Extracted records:
+ + + + + + +
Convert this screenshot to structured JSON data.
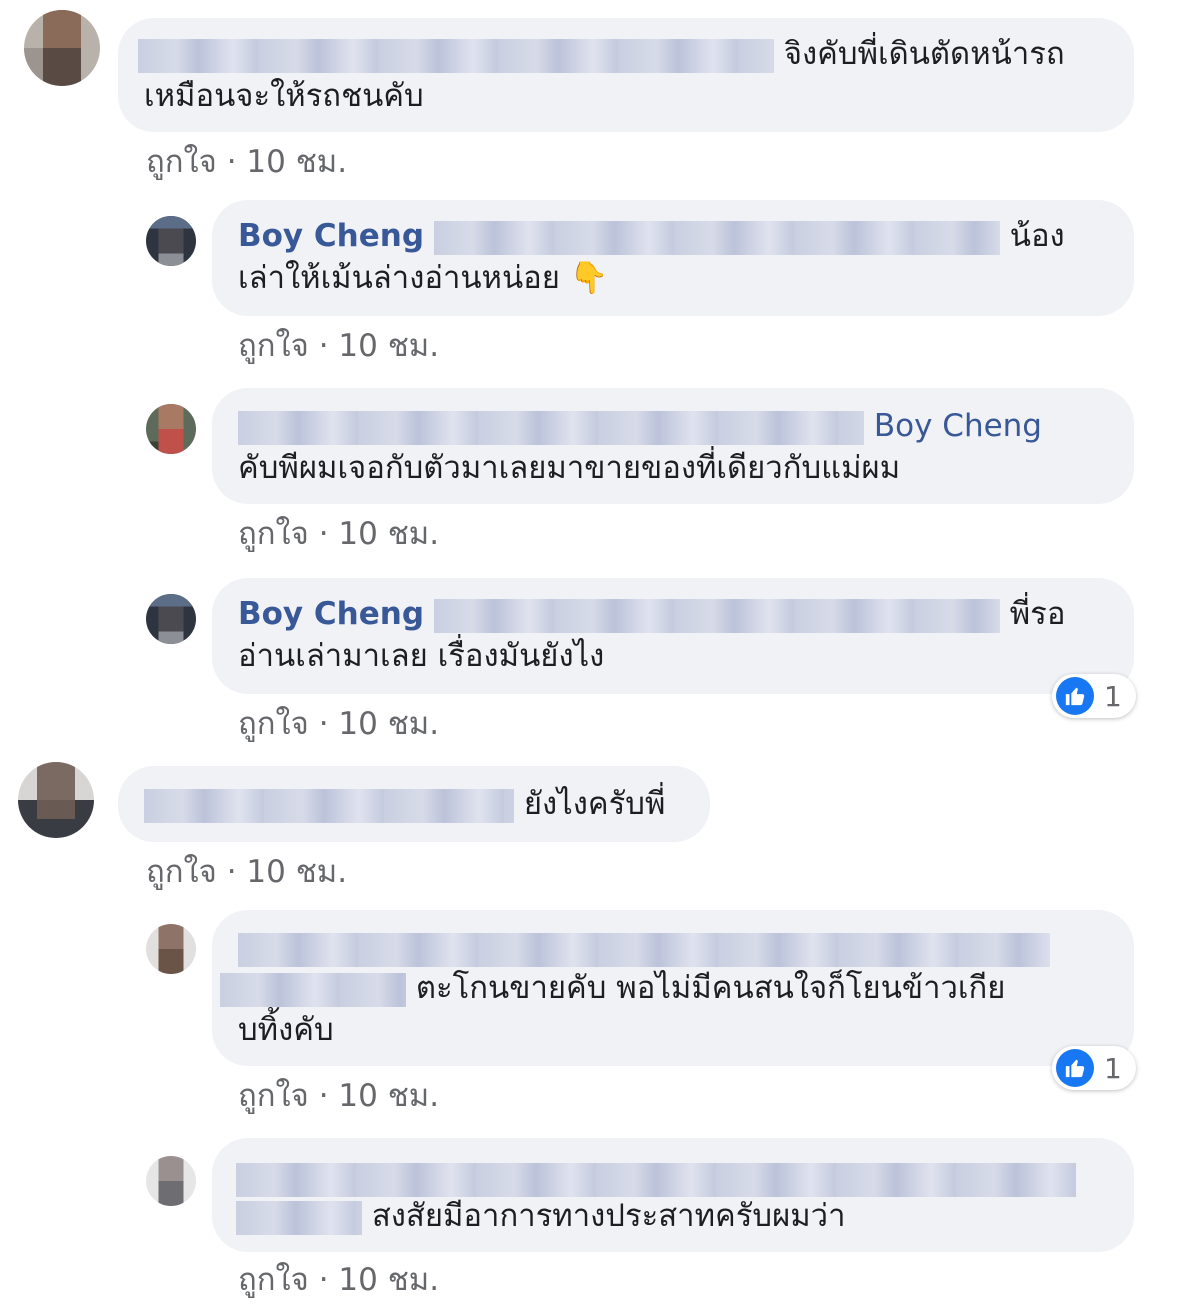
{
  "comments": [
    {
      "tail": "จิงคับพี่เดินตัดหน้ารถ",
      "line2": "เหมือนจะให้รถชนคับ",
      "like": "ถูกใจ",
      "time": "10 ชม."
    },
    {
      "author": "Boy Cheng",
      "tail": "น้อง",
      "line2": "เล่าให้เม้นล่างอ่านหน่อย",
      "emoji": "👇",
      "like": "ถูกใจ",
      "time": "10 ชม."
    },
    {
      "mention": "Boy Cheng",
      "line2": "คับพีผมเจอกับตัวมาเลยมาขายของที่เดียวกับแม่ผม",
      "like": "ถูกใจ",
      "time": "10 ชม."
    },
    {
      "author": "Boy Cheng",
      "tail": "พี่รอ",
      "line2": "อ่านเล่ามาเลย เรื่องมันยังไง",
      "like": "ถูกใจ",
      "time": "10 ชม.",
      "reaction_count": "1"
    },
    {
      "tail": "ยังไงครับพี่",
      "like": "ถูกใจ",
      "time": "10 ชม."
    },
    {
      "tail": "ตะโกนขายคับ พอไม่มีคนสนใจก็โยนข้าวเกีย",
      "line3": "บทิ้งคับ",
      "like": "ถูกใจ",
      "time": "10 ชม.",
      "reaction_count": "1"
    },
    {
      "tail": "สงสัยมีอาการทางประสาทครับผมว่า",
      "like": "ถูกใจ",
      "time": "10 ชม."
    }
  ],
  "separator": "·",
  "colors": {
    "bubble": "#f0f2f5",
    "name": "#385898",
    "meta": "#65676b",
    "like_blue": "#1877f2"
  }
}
+ + + + + + +
# [What the task asks]
Quote every entry exactly, with the pictures omitted.

# [Worked answer]
Convert this screenshot to structured JSON data.
{
  "comments": [
    {
      "tail": "จิงคับพี่เดินตัดหน้ารถ",
      "line2": "เหมือนจะให้รถชนคับ",
      "like": "ถูกใจ",
      "time": "10 ชม."
    },
    {
      "author": "Boy Cheng",
      "tail": "น้อง",
      "line2": "เล่าให้เม้นล่างอ่านหน่อย",
      "emoji": "👇",
      "like": "ถูกใจ",
      "time": "10 ชม."
    },
    {
      "mention": "Boy Cheng",
      "line2": "คับพีผมเจอกับตัวมาเลยมาขายของที่เดียวกับแม่ผม",
      "like": "ถูกใจ",
      "time": "10 ชม."
    },
    {
      "author": "Boy Cheng",
      "tail": "พี่รอ",
      "line2": "อ่านเล่ามาเลย เรื่องมันยังไง",
      "like": "ถูกใจ",
      "time": "10 ชม.",
      "reaction_count": "1"
    },
    {
      "tail": "ยังไงครับพี่",
      "like": "ถูกใจ",
      "time": "10 ชม."
    },
    {
      "tail": "ตะโกนขายคับ พอไม่มีคนสนใจก็โยนข้าวเกีย",
      "line3": "บทิ้งคับ",
      "like": "ถูกใจ",
      "time": "10 ชม.",
      "reaction_count": "1"
    },
    {
      "tail": "สงสัยมีอาการทางประสาทครับผมว่า",
      "like": "ถูกใจ",
      "time": "10 ชม."
    }
  ],
  "separator": "·",
  "colors": {
    "bubble": "#f0f2f5",
    "name": "#385898",
    "meta": "#65676b",
    "like_blue": "#1877f2"
  }
}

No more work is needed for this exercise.